*WHAT YOU HAVE TO DO*
The records below must be output exactly, without pictures.

[Items from a data source]
[START]

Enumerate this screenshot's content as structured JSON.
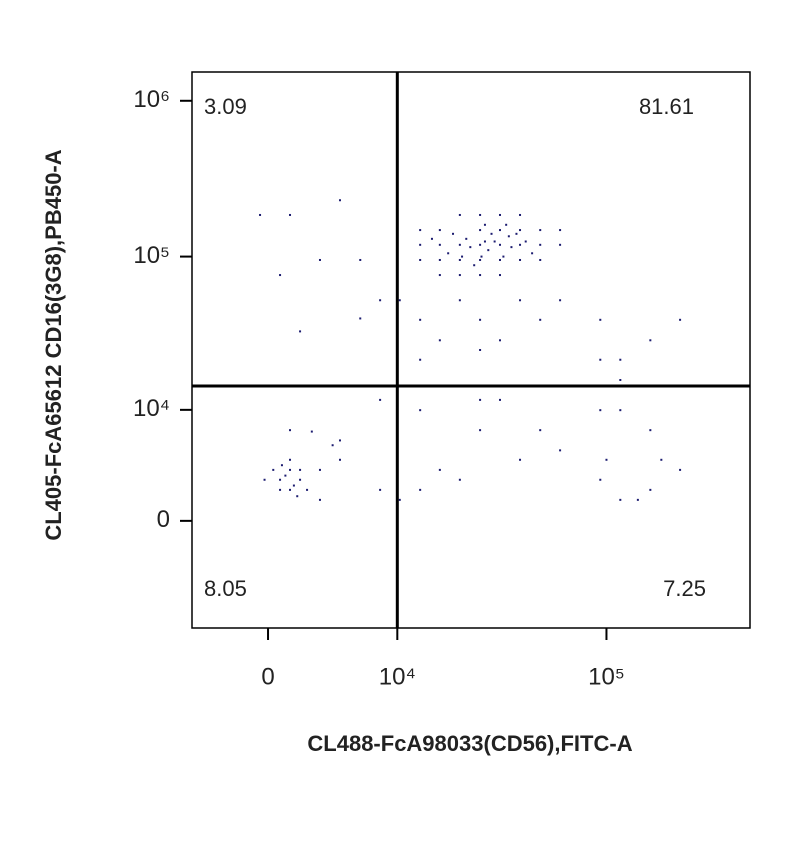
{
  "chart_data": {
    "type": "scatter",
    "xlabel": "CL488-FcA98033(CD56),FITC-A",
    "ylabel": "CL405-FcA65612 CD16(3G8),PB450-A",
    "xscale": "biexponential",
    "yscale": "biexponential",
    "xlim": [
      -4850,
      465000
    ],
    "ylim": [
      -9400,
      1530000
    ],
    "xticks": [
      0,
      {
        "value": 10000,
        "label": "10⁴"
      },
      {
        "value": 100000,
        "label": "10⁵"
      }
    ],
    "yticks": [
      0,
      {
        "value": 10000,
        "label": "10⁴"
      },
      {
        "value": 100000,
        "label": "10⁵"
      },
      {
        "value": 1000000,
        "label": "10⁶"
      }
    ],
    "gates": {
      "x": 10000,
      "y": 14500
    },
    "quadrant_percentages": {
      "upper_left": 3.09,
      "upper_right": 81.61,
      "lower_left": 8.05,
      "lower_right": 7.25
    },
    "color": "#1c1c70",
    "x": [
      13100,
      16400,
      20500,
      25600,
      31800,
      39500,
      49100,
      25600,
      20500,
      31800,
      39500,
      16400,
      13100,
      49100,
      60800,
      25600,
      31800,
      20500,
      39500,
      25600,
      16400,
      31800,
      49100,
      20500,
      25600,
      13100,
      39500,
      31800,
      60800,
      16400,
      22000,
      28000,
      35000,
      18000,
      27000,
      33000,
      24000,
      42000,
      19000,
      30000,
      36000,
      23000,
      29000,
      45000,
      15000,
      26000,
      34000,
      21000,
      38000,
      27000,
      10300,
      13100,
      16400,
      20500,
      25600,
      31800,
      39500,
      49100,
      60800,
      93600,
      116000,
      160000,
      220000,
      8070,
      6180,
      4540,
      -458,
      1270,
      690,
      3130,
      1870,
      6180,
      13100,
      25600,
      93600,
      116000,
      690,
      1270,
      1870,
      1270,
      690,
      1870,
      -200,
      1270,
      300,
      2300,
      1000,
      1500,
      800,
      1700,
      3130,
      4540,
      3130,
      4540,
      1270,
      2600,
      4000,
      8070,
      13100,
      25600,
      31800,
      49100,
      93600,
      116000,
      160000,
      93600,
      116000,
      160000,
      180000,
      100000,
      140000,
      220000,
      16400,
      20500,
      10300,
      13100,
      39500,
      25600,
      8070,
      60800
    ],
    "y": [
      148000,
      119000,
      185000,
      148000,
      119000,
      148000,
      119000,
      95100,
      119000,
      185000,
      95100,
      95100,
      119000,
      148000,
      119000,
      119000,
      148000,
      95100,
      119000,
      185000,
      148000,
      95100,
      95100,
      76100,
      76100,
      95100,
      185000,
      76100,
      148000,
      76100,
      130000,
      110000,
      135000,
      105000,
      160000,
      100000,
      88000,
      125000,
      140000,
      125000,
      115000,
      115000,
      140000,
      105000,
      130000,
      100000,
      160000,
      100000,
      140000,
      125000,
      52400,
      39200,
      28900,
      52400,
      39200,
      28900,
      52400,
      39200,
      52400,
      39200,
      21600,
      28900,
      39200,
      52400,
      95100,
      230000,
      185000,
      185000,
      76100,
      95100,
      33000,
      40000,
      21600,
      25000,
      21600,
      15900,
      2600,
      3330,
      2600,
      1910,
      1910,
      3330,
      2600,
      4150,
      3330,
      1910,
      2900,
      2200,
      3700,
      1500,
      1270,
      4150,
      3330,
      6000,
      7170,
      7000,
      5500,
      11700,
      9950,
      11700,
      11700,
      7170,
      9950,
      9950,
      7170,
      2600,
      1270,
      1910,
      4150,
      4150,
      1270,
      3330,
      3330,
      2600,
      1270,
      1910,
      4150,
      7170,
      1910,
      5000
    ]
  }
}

[END]

*EXERCISE SOLUTION*
Enumerate this screenshot's content as structured JSON.
{
  "chart_data": {
    "type": "scatter",
    "xlabel": "CL488-FcA98033(CD56),FITC-A",
    "ylabel": "CL405-FcA65612 CD16(3G8),PB450-A",
    "xscale": "biexponential",
    "yscale": "biexponential",
    "xlim": [
      -4850,
      465000
    ],
    "ylim": [
      -9400,
      1530000
    ],
    "xticks": [
      0,
      {
        "value": 10000,
        "label": "10⁴"
      },
      {
        "value": 100000,
        "label": "10⁵"
      }
    ],
    "yticks": [
      0,
      {
        "value": 10000,
        "label": "10⁴"
      },
      {
        "value": 100000,
        "label": "10⁵"
      },
      {
        "value": 1000000,
        "label": "10⁶"
      }
    ],
    "gates": {
      "x": 10000,
      "y": 14500
    },
    "quadrant_percentages": {
      "upper_left": 3.09,
      "upper_right": 81.61,
      "lower_left": 8.05,
      "lower_right": 7.25
    },
    "color": "#1c1c70",
    "x": [
      13100,
      16400,
      20500,
      25600,
      31800,
      39500,
      49100,
      25600,
      20500,
      31800,
      39500,
      16400,
      13100,
      49100,
      60800,
      25600,
      31800,
      20500,
      39500,
      25600,
      16400,
      31800,
      49100,
      20500,
      25600,
      13100,
      39500,
      31800,
      60800,
      16400,
      22000,
      28000,
      35000,
      18000,
      27000,
      33000,
      24000,
      42000,
      19000,
      30000,
      36000,
      23000,
      29000,
      45000,
      15000,
      26000,
      34000,
      21000,
      38000,
      27000,
      10300,
      13100,
      16400,
      20500,
      25600,
      31800,
      39500,
      49100,
      60800,
      93600,
      116000,
      160000,
      220000,
      8070,
      6180,
      4540,
      -458,
      1270,
      690,
      3130,
      1870,
      6180,
      13100,
      25600,
      93600,
      116000,
      690,
      1270,
      1870,
      1270,
      690,
      1870,
      -200,
      1270,
      300,
      2300,
      1000,
      1500,
      800,
      1700,
      3130,
      4540,
      3130,
      4540,
      1270,
      2600,
      4000,
      8070,
      13100,
      25600,
      31800,
      49100,
      93600,
      116000,
      160000,
      93600,
      116000,
      160000,
      180000,
      100000,
      140000,
      220000,
      16400,
      20500,
      10300,
      13100,
      39500,
      25600,
      8070,
      60800
    ],
    "y": [
      148000,
      119000,
      185000,
      148000,
      119000,
      148000,
      119000,
      95100,
      119000,
      185000,
      95100,
      95100,
      119000,
      148000,
      119000,
      119000,
      148000,
      95100,
      119000,
      185000,
      148000,
      95100,
      95100,
      76100,
      76100,
      95100,
      185000,
      76100,
      148000,
      76100,
      130000,
      110000,
      135000,
      105000,
      160000,
      100000,
      88000,
      125000,
      140000,
      125000,
      115000,
      115000,
      140000,
      105000,
      130000,
      100000,
      160000,
      100000,
      140000,
      125000,
      52400,
      39200,
      28900,
      52400,
      39200,
      28900,
      52400,
      39200,
      52400,
      39200,
      21600,
      28900,
      39200,
      52400,
      95100,
      230000,
      185000,
      185000,
      76100,
      95100,
      33000,
      40000,
      21600,
      25000,
      21600,
      15900,
      2600,
      3330,
      2600,
      1910,
      1910,
      3330,
      2600,
      4150,
      3330,
      1910,
      2900,
      2200,
      3700,
      1500,
      1270,
      4150,
      3330,
      6000,
      7170,
      7000,
      5500,
      11700,
      9950,
      11700,
      11700,
      7170,
      9950,
      9950,
      7170,
      2600,
      1270,
      1910,
      4150,
      4150,
      1270,
      3330,
      3330,
      2600,
      1270,
      1910,
      4150,
      7170,
      1910,
      5000
    ]
  }
}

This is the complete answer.